Repeat the material below exactly, line for line.
+++
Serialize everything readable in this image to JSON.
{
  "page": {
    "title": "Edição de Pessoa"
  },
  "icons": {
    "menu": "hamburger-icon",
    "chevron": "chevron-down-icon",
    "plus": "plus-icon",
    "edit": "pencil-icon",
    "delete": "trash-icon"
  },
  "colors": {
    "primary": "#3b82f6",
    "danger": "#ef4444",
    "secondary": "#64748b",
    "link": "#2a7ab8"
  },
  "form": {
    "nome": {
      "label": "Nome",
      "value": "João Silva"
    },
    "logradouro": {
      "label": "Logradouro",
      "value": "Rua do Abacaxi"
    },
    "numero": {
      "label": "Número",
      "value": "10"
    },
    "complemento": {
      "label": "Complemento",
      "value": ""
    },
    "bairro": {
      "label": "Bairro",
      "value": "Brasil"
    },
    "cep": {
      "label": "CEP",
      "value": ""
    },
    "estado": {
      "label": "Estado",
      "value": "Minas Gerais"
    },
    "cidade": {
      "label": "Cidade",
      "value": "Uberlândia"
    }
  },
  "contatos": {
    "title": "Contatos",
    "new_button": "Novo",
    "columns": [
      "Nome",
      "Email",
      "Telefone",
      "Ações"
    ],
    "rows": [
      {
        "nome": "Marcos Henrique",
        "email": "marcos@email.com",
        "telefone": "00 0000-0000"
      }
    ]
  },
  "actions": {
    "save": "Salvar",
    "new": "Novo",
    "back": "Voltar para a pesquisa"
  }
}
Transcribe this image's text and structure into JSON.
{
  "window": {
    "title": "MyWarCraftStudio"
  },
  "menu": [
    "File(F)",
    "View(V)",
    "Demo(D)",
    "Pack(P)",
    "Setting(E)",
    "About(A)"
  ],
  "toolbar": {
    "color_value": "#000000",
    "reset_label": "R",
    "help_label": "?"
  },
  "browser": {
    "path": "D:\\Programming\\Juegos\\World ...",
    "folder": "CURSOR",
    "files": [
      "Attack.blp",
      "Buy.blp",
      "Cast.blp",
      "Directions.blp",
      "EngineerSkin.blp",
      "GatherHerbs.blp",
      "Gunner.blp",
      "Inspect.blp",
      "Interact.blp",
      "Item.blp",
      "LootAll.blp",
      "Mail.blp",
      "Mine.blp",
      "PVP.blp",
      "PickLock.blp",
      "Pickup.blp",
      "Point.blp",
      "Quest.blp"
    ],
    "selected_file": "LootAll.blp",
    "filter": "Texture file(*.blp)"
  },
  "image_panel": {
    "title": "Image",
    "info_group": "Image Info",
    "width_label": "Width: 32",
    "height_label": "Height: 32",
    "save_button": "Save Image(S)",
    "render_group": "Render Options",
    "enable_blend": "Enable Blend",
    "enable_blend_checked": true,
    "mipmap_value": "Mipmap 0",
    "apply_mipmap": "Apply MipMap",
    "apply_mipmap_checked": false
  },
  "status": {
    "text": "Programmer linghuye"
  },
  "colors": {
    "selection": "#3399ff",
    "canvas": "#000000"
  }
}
+++
▶ **Solution for this task**:
Serialize everything readable in this image to JSON.
{
  "page": {
    "title": "Edição de Pessoa"
  },
  "icons": {
    "menu": "hamburger-icon",
    "chevron": "chevron-down-icon",
    "plus": "plus-icon",
    "edit": "pencil-icon",
    "delete": "trash-icon"
  },
  "colors": {
    "primary": "#3b82f6",
    "danger": "#ef4444",
    "secondary": "#64748b",
    "link": "#2a7ab8"
  },
  "form": {
    "nome": {
      "label": "Nome",
      "value": "João Silva"
    },
    "logradouro": {
      "label": "Logradouro",
      "value": "Rua do Abacaxi"
    },
    "numero": {
      "label": "Número",
      "value": "10"
    },
    "complemento": {
      "label": "Complemento",
      "value": ""
    },
    "bairro": {
      "label": "Bairro",
      "value": "Brasil"
    },
    "cep": {
      "label": "CEP",
      "value": ""
    },
    "estado": {
      "label": "Estado",
      "value": "Minas Gerais"
    },
    "cidade": {
      "label": "Cidade",
      "value": "Uberlândia"
    }
  },
  "contatos": {
    "title": "Contatos",
    "new_button": "Novo",
    "columns": [
      "Nome",
      "Email",
      "Telefone",
      "Ações"
    ],
    "rows": [
      {
        "nome": "Marcos Henrique",
        "email": "marcos@email.com",
        "telefone": "00 0000-0000"
      }
    ]
  },
  "actions": {
    "save": "Salvar",
    "new": "Novo",
    "back": "Voltar para a pesquisa"
  }
}
Transcribe this image's text and structure into JSON.
{
  "window": {
    "title": "MyWarCraftStudio"
  },
  "menu": [
    "File(F)",
    "View(V)",
    "Demo(D)",
    "Pack(P)",
    "Setting(E)",
    "About(A)"
  ],
  "toolbar": {
    "color_value": "#000000",
    "reset_label": "R",
    "help_label": "?"
  },
  "browser": {
    "path": "D:\\Programming\\Juegos\\World ...",
    "folder": "CURSOR",
    "files": [
      "Attack.blp",
      "Buy.blp",
      "Cast.blp",
      "Directions.blp",
      "EngineerSkin.blp",
      "GatherHerbs.blp",
      "Gunner.blp",
      "Inspect.blp",
      "Interact.blp",
      "Item.blp",
      "LootAll.blp",
      "Mail.blp",
      "Mine.blp",
      "PVP.blp",
      "PickLock.blp",
      "Pickup.blp",
      "Point.blp",
      "Quest.blp"
    ],
    "selected_file": "LootAll.blp",
    "filter": "Texture file(*.blp)"
  },
  "image_panel": {
    "title": "Image",
    "info_group": "Image Info",
    "width_label": "Width: 32",
    "height_label": "Height: 32",
    "save_button": "Save Image(S)",
    "render_group": "Render Options",
    "enable_blend": "Enable Blend",
    "enable_blend_checked": true,
    "mipmap_value": "Mipmap 0",
    "apply_mipmap": "Apply MipMap",
    "apply_mipmap_checked": false
  },
  "status": {
    "text": "Programmer linghuye"
  },
  "colors": {
    "selection": "#3399ff",
    "canvas": "#000000"
  }
}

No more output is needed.